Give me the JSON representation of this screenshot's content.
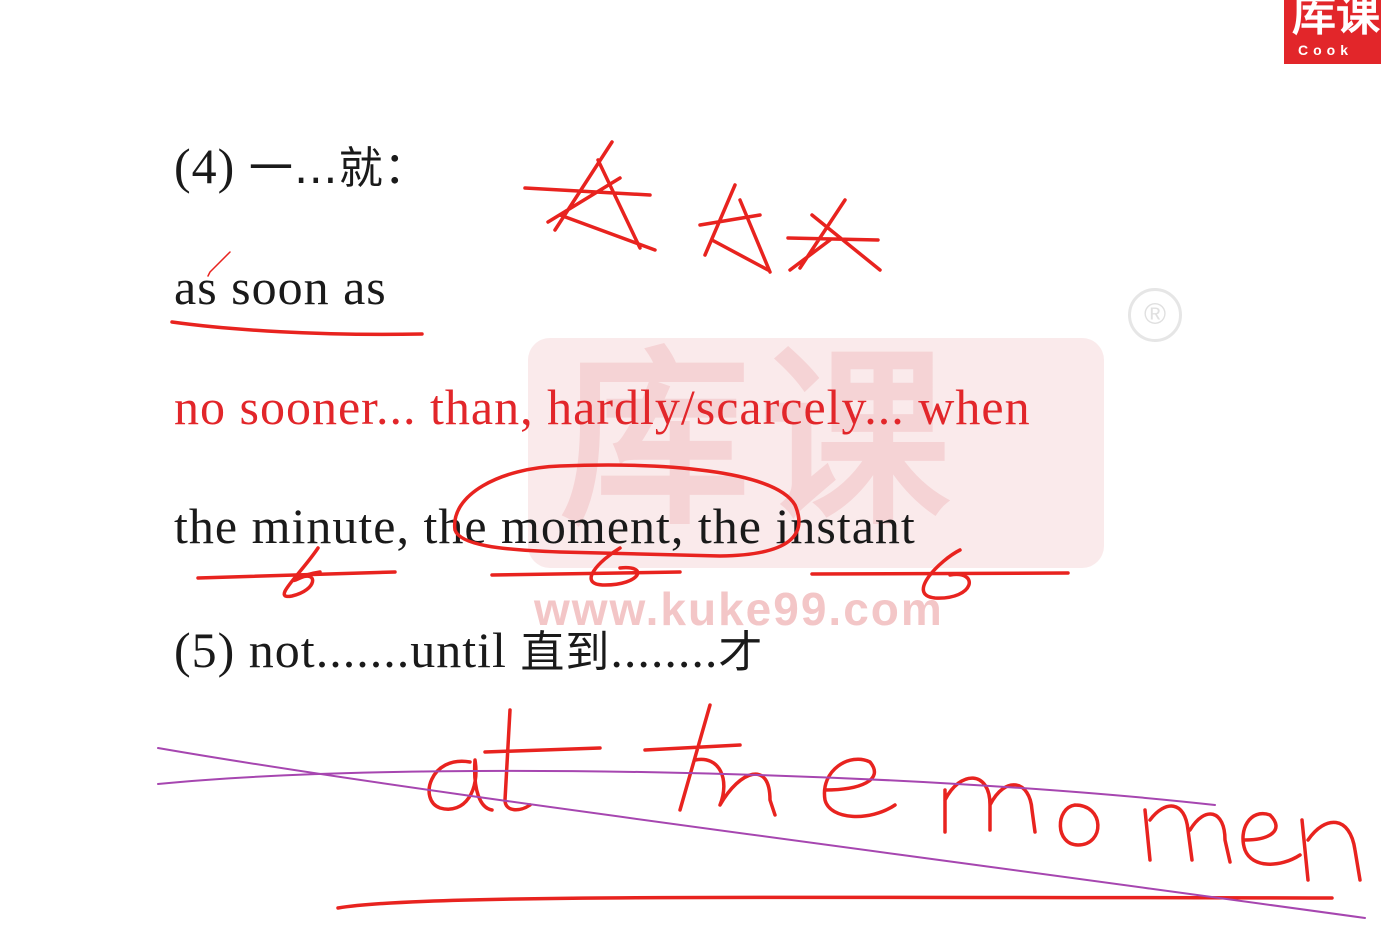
{
  "lines": {
    "item4_num": "(4)",
    "item4_cn": "一…就：",
    "as_soon_as": "as soon as",
    "no_sooner": "no sooner... than, hardly/scarcely... when",
    "minute": "the minute, the moment, the instant",
    "item5_en": "(5) not.......until ",
    "item5_cn1": "直到",
    "item5_dots": "........",
    "item5_cn2": "才"
  },
  "handwriting": {
    "phrase": "at the moment",
    "strikes": "x x x"
  },
  "watermark": {
    "brand_cn": "库课",
    "site": "www.kuke99.com",
    "registered": "®"
  },
  "logo": {
    "cn": "库课",
    "en": "Cook"
  },
  "colors": {
    "red_text": "#e2262a",
    "ink_red": "#e8231f",
    "ink_purple": "#a646b0"
  }
}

| GOAL |
Transcribe the full listing above exactly, with the images removed.

| PROBLEM SOLUTION |
Give me the JSON representation of this screenshot's content.
{
  "lines": {
    "item4_num": "(4)",
    "item4_cn": "一…就：",
    "as_soon_as": "as soon as",
    "no_sooner": "no sooner... than, hardly/scarcely... when",
    "minute": "the minute, the moment, the instant",
    "item5_en": "(5) not.......until ",
    "item5_cn1": "直到",
    "item5_dots": "........",
    "item5_cn2": "才"
  },
  "handwriting": {
    "phrase": "at the moment",
    "strikes": "x x x"
  },
  "watermark": {
    "brand_cn": "库课",
    "site": "www.kuke99.com",
    "registered": "®"
  },
  "logo": {
    "cn": "库课",
    "en": "Cook"
  },
  "colors": {
    "red_text": "#e2262a",
    "ink_red": "#e8231f",
    "ink_purple": "#a646b0"
  }
}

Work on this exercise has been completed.